**Records supplied:**

:::::

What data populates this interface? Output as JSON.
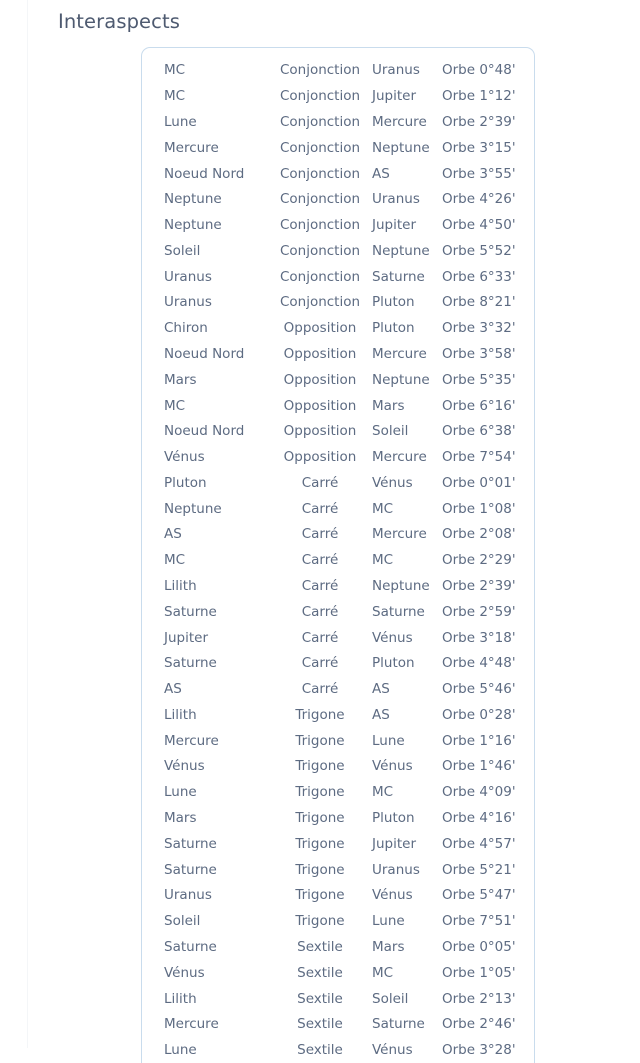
{
  "page": {
    "title": "Interaspects"
  },
  "table": {
    "orb_prefix": "Orbe",
    "rows": [
      {
        "body1": "MC",
        "aspect": "Conjonction",
        "body2": "Uranus",
        "orb": "Orbe 0°48'"
      },
      {
        "body1": "MC",
        "aspect": "Conjonction",
        "body2": "Jupiter",
        "orb": "Orbe 1°12'"
      },
      {
        "body1": "Lune",
        "aspect": "Conjonction",
        "body2": "Mercure",
        "orb": "Orbe 2°39'"
      },
      {
        "body1": "Mercure",
        "aspect": "Conjonction",
        "body2": "Neptune",
        "orb": "Orbe 3°15'"
      },
      {
        "body1": "Noeud Nord",
        "aspect": "Conjonction",
        "body2": "AS",
        "orb": "Orbe 3°55'"
      },
      {
        "body1": "Neptune",
        "aspect": "Conjonction",
        "body2": "Uranus",
        "orb": "Orbe 4°26'"
      },
      {
        "body1": "Neptune",
        "aspect": "Conjonction",
        "body2": "Jupiter",
        "orb": "Orbe 4°50'"
      },
      {
        "body1": "Soleil",
        "aspect": "Conjonction",
        "body2": "Neptune",
        "orb": "Orbe 5°52'"
      },
      {
        "body1": "Uranus",
        "aspect": "Conjonction",
        "body2": "Saturne",
        "orb": "Orbe 6°33'"
      },
      {
        "body1": "Uranus",
        "aspect": "Conjonction",
        "body2": "Pluton",
        "orb": "Orbe 8°21'"
      },
      {
        "body1": "Chiron",
        "aspect": "Opposition",
        "body2": "Pluton",
        "orb": "Orbe 3°32'"
      },
      {
        "body1": "Noeud Nord",
        "aspect": "Opposition",
        "body2": "Mercure",
        "orb": "Orbe 3°58'"
      },
      {
        "body1": "Mars",
        "aspect": "Opposition",
        "body2": "Neptune",
        "orb": "Orbe 5°35'"
      },
      {
        "body1": "MC",
        "aspect": "Opposition",
        "body2": "Mars",
        "orb": "Orbe 6°16'"
      },
      {
        "body1": "Noeud Nord",
        "aspect": "Opposition",
        "body2": "Soleil",
        "orb": "Orbe 6°38'"
      },
      {
        "body1": "Vénus",
        "aspect": "Opposition",
        "body2": "Mercure",
        "orb": "Orbe 7°54'"
      },
      {
        "body1": "Pluton",
        "aspect": "Carré",
        "body2": "Vénus",
        "orb": "Orbe 0°01'"
      },
      {
        "body1": "Neptune",
        "aspect": "Carré",
        "body2": "MC",
        "orb": "Orbe 1°08'"
      },
      {
        "body1": "AS",
        "aspect": "Carré",
        "body2": "Mercure",
        "orb": "Orbe 2°08'"
      },
      {
        "body1": "MC",
        "aspect": "Carré",
        "body2": "MC",
        "orb": "Orbe 2°29'"
      },
      {
        "body1": "Lilith",
        "aspect": "Carré",
        "body2": "Neptune",
        "orb": "Orbe 2°39'"
      },
      {
        "body1": "Saturne",
        "aspect": "Carré",
        "body2": "Saturne",
        "orb": "Orbe 2°59'"
      },
      {
        "body1": "Jupiter",
        "aspect": "Carré",
        "body2": "Vénus",
        "orb": "Orbe 3°18'"
      },
      {
        "body1": "Saturne",
        "aspect": "Carré",
        "body2": "Pluton",
        "orb": "Orbe 4°48'"
      },
      {
        "body1": "AS",
        "aspect": "Carré",
        "body2": "AS",
        "orb": "Orbe 5°46'"
      },
      {
        "body1": "Lilith",
        "aspect": "Trigone",
        "body2": "AS",
        "orb": "Orbe 0°28'"
      },
      {
        "body1": "Mercure",
        "aspect": "Trigone",
        "body2": "Lune",
        "orb": "Orbe 1°16'"
      },
      {
        "body1": "Vénus",
        "aspect": "Trigone",
        "body2": "Vénus",
        "orb": "Orbe 1°46'"
      },
      {
        "body1": "Lune",
        "aspect": "Trigone",
        "body2": "MC",
        "orb": "Orbe 4°09'"
      },
      {
        "body1": "Mars",
        "aspect": "Trigone",
        "body2": "Pluton",
        "orb": "Orbe 4°16'"
      },
      {
        "body1": "Saturne",
        "aspect": "Trigone",
        "body2": "Jupiter",
        "orb": "Orbe 4°57'"
      },
      {
        "body1": "Saturne",
        "aspect": "Trigone",
        "body2": "Uranus",
        "orb": "Orbe 5°21'"
      },
      {
        "body1": "Uranus",
        "aspect": "Trigone",
        "body2": "Vénus",
        "orb": "Orbe 5°47'"
      },
      {
        "body1": "Soleil",
        "aspect": "Trigone",
        "body2": "Lune",
        "orb": "Orbe 7°51'"
      },
      {
        "body1": "Saturne",
        "aspect": "Sextile",
        "body2": "Mars",
        "orb": "Orbe 0°05'"
      },
      {
        "body1": "Vénus",
        "aspect": "Sextile",
        "body2": "MC",
        "orb": "Orbe 1°05'"
      },
      {
        "body1": "Lilith",
        "aspect": "Sextile",
        "body2": "Soleil",
        "orb": "Orbe 2°13'"
      },
      {
        "body1": "Mercure",
        "aspect": "Sextile",
        "body2": "Saturne",
        "orb": "Orbe 2°46'"
      },
      {
        "body1": "Lune",
        "aspect": "Sextile",
        "body2": "Vénus",
        "orb": "Orbe 3°28'"
      }
    ]
  },
  "colors": {
    "title": "#4e5a70",
    "text": "#5d6b82",
    "card_border": "#c9dced",
    "page_background": "#ffffff"
  }
}
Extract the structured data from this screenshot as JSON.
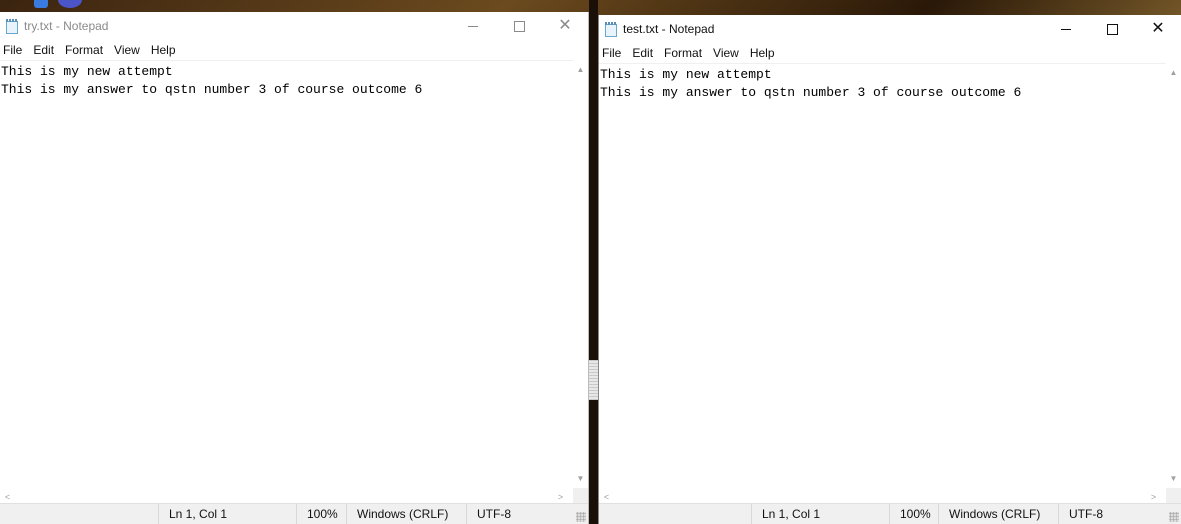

:::::

**Description of the task:**
Search the data for the string "JSON" and copy each line where it appears.

**Finished exercise:**
What data populates this interface? Output as JSON.
Extract the structured data from this screenshot as JSON.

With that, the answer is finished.